▽

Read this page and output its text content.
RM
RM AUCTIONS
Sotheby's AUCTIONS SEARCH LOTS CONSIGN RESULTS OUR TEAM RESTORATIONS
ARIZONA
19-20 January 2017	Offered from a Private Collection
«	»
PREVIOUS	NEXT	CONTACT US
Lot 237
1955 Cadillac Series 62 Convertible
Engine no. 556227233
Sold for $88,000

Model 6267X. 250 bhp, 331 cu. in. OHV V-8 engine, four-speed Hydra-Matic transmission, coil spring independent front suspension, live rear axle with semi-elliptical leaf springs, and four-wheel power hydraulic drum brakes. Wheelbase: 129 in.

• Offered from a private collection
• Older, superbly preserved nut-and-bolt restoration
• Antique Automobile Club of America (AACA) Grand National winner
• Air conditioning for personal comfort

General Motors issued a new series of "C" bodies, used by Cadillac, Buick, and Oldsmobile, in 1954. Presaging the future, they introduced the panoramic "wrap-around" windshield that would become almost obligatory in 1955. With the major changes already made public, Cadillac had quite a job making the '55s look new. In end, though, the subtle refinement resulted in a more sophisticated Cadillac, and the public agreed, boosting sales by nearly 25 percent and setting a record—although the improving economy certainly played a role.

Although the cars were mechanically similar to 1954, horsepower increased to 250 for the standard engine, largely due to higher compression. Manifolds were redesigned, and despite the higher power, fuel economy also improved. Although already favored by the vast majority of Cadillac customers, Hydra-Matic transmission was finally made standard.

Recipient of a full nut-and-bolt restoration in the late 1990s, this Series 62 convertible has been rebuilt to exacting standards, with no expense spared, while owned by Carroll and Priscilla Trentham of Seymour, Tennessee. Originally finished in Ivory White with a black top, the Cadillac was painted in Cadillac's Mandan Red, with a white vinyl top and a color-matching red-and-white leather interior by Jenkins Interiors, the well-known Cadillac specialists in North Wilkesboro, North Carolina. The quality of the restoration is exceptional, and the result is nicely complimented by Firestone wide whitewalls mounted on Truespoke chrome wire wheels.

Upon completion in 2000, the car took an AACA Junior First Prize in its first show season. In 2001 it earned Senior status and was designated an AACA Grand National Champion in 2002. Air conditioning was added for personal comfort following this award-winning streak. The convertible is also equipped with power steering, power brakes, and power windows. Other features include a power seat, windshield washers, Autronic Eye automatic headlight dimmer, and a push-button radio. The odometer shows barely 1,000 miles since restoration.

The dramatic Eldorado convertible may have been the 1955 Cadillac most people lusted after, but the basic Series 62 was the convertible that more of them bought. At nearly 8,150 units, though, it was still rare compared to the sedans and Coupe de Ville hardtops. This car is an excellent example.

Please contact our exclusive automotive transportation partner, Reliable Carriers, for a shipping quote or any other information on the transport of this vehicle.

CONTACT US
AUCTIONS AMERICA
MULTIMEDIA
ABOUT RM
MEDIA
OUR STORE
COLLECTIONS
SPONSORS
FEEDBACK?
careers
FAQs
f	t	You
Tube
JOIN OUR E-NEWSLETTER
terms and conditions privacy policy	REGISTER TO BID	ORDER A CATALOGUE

△

> _Goal_
Work out how many lines of the data hold the string "comfort". Reply with that number alone.

> _Final result_
2